(Entries supplied Opens)

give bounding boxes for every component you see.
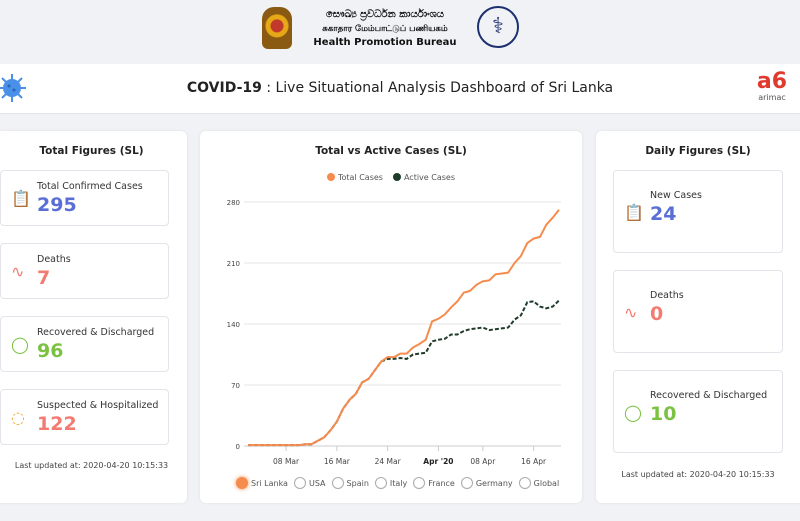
radio-usa[interactable]: USA <box>293 477 326 489</box>
country-selector: Sri Lanka USA Spain Italy France Germany Globa… <box>236 477 559 489</box>
sri-lanka-emblem-logo <box>262 7 292 49</box>
stat-label: Suspected & Hospitalized <box>37 400 159 411</box>
hpb-logo: ⚕ <box>477 6 519 48</box>
radio-label: France <box>428 478 455 488</box>
radio-label: Italy <box>389 478 408 488</box>
radio-label: Germany <box>475 478 513 488</box>
radio-circle[interactable] <box>460 477 473 489</box>
stat-card-total-confirmed-cases: 📋 Total Confirmed Cases 295 <box>0 170 169 226</box>
radio-germany[interactable]: Germany <box>460 477 513 489</box>
page-title: COVID-19 : Live Situational Analysis Das… <box>0 80 800 96</box>
radio-label: Spain <box>346 478 369 488</box>
daily-figures-title: Daily Figures (SL) <box>645 145 751 157</box>
x-tick-label: 08 Apr <box>470 457 496 466</box>
arimac-text: arimac <box>758 93 786 102</box>
series-line-active-cases <box>248 299 560 447</box>
stat-label: Recovered & Discharged <box>650 390 768 401</box>
series-line-total-cases <box>248 209 560 447</box>
radio-circle[interactable] <box>236 477 248 489</box>
last-updated: Last updated at: 2020-04-20 10:15:33 <box>621 470 775 479</box>
clipboard-icon: 📋 <box>624 202 644 222</box>
last-updated: Last updated at: 2020-04-20 10:15:33 <box>14 461 169 470</box>
stat-label: Deaths <box>37 254 71 265</box>
x-tick-label: Apr '20 <box>423 457 453 466</box>
pulse-icon: ∿ <box>624 302 638 322</box>
title-bold: COVID-19 <box>186 80 262 96</box>
radio-circle[interactable] <box>293 477 306 489</box>
chart-card: Total vs Active Cases (SL) Total Cases A… <box>200 131 582 503</box>
chart-legend: Total Cases Active Cases <box>200 173 582 182</box>
org-name-english: Health Promotion Bureau <box>313 37 457 48</box>
title-rest: : Live Situational Analysis Dashboard of… <box>261 80 614 96</box>
stat-card-deaths: ∿ Deaths 7 <box>0 243 169 299</box>
chart-title: Total vs Active Cases (SL) <box>315 145 467 157</box>
radio-italy[interactable]: Italy <box>374 477 408 489</box>
line-chart: 0 70 140 210 280 08 Mar 16 Mar 24 Mar Apr '20 08 … <box>227 199 561 466</box>
stat-value: 96 <box>37 340 64 362</box>
stat-value: 24 <box>650 203 677 225</box>
total-figures-card: Total Figures (SL) Last updated at: 2020… <box>0 131 187 503</box>
stat-label: Recovered & Discharged <box>37 327 155 338</box>
stat-card-recovered-discharged: ◯ Recovered & Discharged 96 <box>0 316 169 372</box>
x-tick-label: 24 Mar <box>375 457 402 466</box>
radio-circle[interactable] <box>518 477 531 489</box>
stat-card-suspected-hospitalized: ◌ Suspected & Hospitalized 122 <box>0 389 169 445</box>
org-name-tamil: சுகாதார மேம்பாட்டுப் பணியகம் <box>322 24 448 34</box>
organization-name: සෞඛ්‍ය ප්‍රවර්ධන කාර්යාංශය சுகாதார மேம்ப… <box>300 8 470 50</box>
stat-label: New Cases <box>650 190 702 201</box>
stat-value: 0 <box>650 303 664 325</box>
y-tick-label: 140 <box>227 321 240 329</box>
arimac-mark: a6 <box>756 69 788 94</box>
y-tick-label: 280 <box>227 199 240 207</box>
x-tick-label: 16 Apr <box>521 457 547 466</box>
legend-total-cases[interactable]: Total Cases <box>326 173 383 182</box>
stat-label: Deaths <box>650 290 684 301</box>
stat-value: 7 <box>37 267 51 289</box>
stat-card-deaths: ∿ Deaths 0 <box>613 270 783 353</box>
stethoscope-icon: ◯ <box>11 335 29 354</box>
radio-france[interactable]: France <box>413 477 455 489</box>
stat-value: 295 <box>37 194 77 216</box>
stat-value: 10 <box>650 403 677 425</box>
stat-card-recovered-discharged: ◯ Recovered & Discharged 10 <box>613 370 783 453</box>
org-name-sinhala: සෞඛ්‍ය ප්‍රවර්ධන කාර්යාංශය <box>325 9 445 20</box>
x-tick-label: 08 Mar <box>273 457 300 466</box>
logo-bar: සෞඛ්‍ය ප්‍රවර්ධන කාර්යාංශය சுகாதார மேம்ப… <box>0 0 800 62</box>
radio-circle[interactable] <box>331 477 344 489</box>
radio-circle[interactable] <box>374 477 387 489</box>
radio-label: USA <box>308 478 326 488</box>
y-tick-label: 70 <box>231 382 240 390</box>
virus-icon <box>0 74 26 102</box>
radio-sri-lanka[interactable]: Sri Lanka <box>236 477 288 489</box>
daily-figures-card: Daily Figures (SL) Last updated at: 2020… <box>596 131 800 503</box>
radio-circle[interactable] <box>413 477 426 489</box>
title-bar: COVID-19 : Live Situational Analysis Das… <box>0 64 800 114</box>
radio-label: Global <box>533 478 560 488</box>
clipboard-icon: 📋 <box>11 189 31 208</box>
stat-card-new-cases: 📋 New Cases 24 <box>613 170 783 253</box>
x-tick-label: 16 Mar <box>324 457 351 466</box>
radio-label: Sri Lanka <box>251 478 288 488</box>
legend-active-cases[interactable]: Active Cases <box>392 173 455 182</box>
y-tick-label: 0 <box>236 443 240 451</box>
stat-label: Total Confirmed Cases <box>37 181 143 192</box>
radio-global[interactable]: Global <box>518 477 560 489</box>
thermometer-icon: ◌ <box>11 408 25 427</box>
radio-spain[interactable]: Spain <box>331 477 369 489</box>
y-tick-label: 210 <box>227 260 240 268</box>
total-figures-title: Total Figures (SL) <box>39 145 144 157</box>
stethoscope-icon: ◯ <box>624 402 642 422</box>
arimac-logo: a6 arimac <box>752 69 792 103</box>
pulse-icon: ∿ <box>11 262 25 281</box>
stat-value: 122 <box>37 413 77 435</box>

(Entries supplied Closes)

_Aim of the exercise_
Except for the pictures, set down each line of the records exactly as it appears.

_Your solution_
give bounding boxes for every component you see.
radio-usa[interactable]: USA <box>293 477 326 489</box>
country-selector: Sri Lanka USA Spain Italy France Germany Globa… <box>236 477 559 489</box>
sri-lanka-emblem-logo <box>262 7 292 49</box>
stat-label: Suspected & Hospitalized <box>37 400 159 411</box>
hpb-logo: ⚕ <box>477 6 519 48</box>
radio-label: France <box>428 478 455 488</box>
radio-label: Italy <box>389 478 408 488</box>
radio-label: Germany <box>475 478 513 488</box>
radio-circle[interactable] <box>460 477 473 489</box>
stat-card-total-confirmed-cases: 📋 Total Confirmed Cases 295 <box>0 170 169 226</box>
radio-germany[interactable]: Germany <box>460 477 513 489</box>
page-title: COVID-19 : Live Situational Analysis Das… <box>0 80 800 96</box>
radio-label: Spain <box>346 478 369 488</box>
daily-figures-title: Daily Figures (SL) <box>645 145 751 157</box>
x-tick-label: 08 Apr <box>470 457 496 466</box>
arimac-text: arimac <box>758 93 786 102</box>
series-line-active-cases <box>248 299 560 447</box>
stat-label: Recovered & Discharged <box>650 390 768 401</box>
series-line-total-cases <box>248 209 560 447</box>
radio-circle[interactable] <box>236 477 248 489</box>
last-updated: Last updated at: 2020-04-20 10:15:33 <box>621 470 775 479</box>
clipboard-icon: 📋 <box>624 202 644 222</box>
last-updated: Last updated at: 2020-04-20 10:15:33 <box>14 461 169 470</box>
stat-label: Deaths <box>37 254 71 265</box>
x-tick-label: Apr '20 <box>423 457 453 466</box>
pulse-icon: ∿ <box>624 302 638 322</box>
title-bold: COVID-19 <box>186 80 262 96</box>
radio-circle[interactable] <box>293 477 306 489</box>
chart-card: Total vs Active Cases (SL) Total Cases A… <box>200 131 582 503</box>
chart-legend: Total Cases Active Cases <box>200 173 582 182</box>
org-name-english: Health Promotion Bureau <box>313 37 457 48</box>
title-rest: : Live Situational Analysis Dashboard of… <box>261 80 614 96</box>
stat-card-deaths: ∿ Deaths 7 <box>0 243 169 299</box>
chart-title: Total vs Active Cases (SL) <box>315 145 467 157</box>
radio-italy[interactable]: Italy <box>374 477 408 489</box>
line-chart: 0 70 140 210 280 08 Mar 16 Mar 24 Mar Apr '20 08 … <box>227 199 561 466</box>
stat-value: 96 <box>37 340 64 362</box>
stat-value: 24 <box>650 203 677 225</box>
total-figures-card: Total Figures (SL) Last updated at: 2020… <box>0 131 187 503</box>
stat-label: Recovered & Discharged <box>37 327 155 338</box>
stat-card-recovered-discharged: ◯ Recovered & Discharged 96 <box>0 316 169 372</box>
x-tick-label: 24 Mar <box>375 457 402 466</box>
radio-circle[interactable] <box>518 477 531 489</box>
stat-card-suspected-hospitalized: ◌ Suspected & Hospitalized 122 <box>0 389 169 445</box>
org-name-tamil: சுகாதார மேம்பாட்டுப் பணியகம் <box>322 24 448 34</box>
organization-name: සෞඛ්‍ය ප්‍රවර්ධන කාර්යාංශය சுகாதார மேம்ப… <box>300 8 470 50</box>
stat-label: New Cases <box>650 190 702 201</box>
stat-value: 0 <box>650 303 664 325</box>
y-tick-label: 140 <box>227 321 240 329</box>
arimac-mark: a6 <box>756 69 788 94</box>
y-tick-label: 280 <box>227 199 240 207</box>
x-tick-label: 16 Apr <box>521 457 547 466</box>
legend-total-cases[interactable]: Total Cases <box>326 173 383 182</box>
stat-label: Deaths <box>650 290 684 301</box>
stat-value: 7 <box>37 267 51 289</box>
stat-card-deaths: ∿ Deaths 0 <box>613 270 783 353</box>
stethoscope-icon: ◯ <box>11 335 29 354</box>
radio-france[interactable]: France <box>413 477 455 489</box>
stat-value: 295 <box>37 194 77 216</box>
stat-value: 10 <box>650 403 677 425</box>
stat-card-recovered-discharged: ◯ Recovered & Discharged 10 <box>613 370 783 453</box>
org-name-sinhala: සෞඛ්‍ය ප්‍රවර්ධන කාර්යාංශය <box>325 9 445 20</box>
x-tick-label: 08 Mar <box>273 457 300 466</box>
logo-bar: සෞඛ්‍ය ප්‍රවර්ධන කාර්යාංශය சுகாதார மேம்ப… <box>0 0 800 62</box>
radio-circle[interactable] <box>331 477 344 489</box>
radio-circle[interactable] <box>374 477 387 489</box>
radio-label: USA <box>308 478 326 488</box>
y-tick-label: 70 <box>231 382 240 390</box>
virus-icon <box>0 74 26 102</box>
radio-sri-lanka[interactable]: Sri Lanka <box>236 477 288 489</box>
daily-figures-card: Daily Figures (SL) Last updated at: 2020… <box>596 131 800 503</box>
radio-circle[interactable] <box>413 477 426 489</box>
title-bar: COVID-19 : Live Situational Analysis Das… <box>0 64 800 114</box>
radio-label: Global <box>533 478 560 488</box>
clipboard-icon: 📋 <box>11 189 31 208</box>
stat-card-new-cases: 📋 New Cases 24 <box>613 170 783 253</box>
x-tick-label: 16 Mar <box>324 457 351 466</box>
radio-label: Sri Lanka <box>251 478 288 488</box>
legend-active-cases[interactable]: Active Cases <box>392 173 455 182</box>
y-tick-label: 0 <box>236 443 240 451</box>
stat-label: Total Confirmed Cases <box>37 181 143 192</box>
radio-global[interactable]: Global <box>518 477 560 489</box>
thermometer-icon: ◌ <box>11 408 25 427</box>
radio-spain[interactable]: Spain <box>331 477 369 489</box>
y-tick-label: 210 <box>227 260 240 268</box>
total-figures-title: Total Figures (SL) <box>39 145 144 157</box>
stethoscope-icon: ◯ <box>624 402 642 422</box>
arimac-logo: a6 arimac <box>752 69 792 103</box>
pulse-icon: ∿ <box>11 262 25 281</box>
stat-value: 122 <box>37 413 77 435</box>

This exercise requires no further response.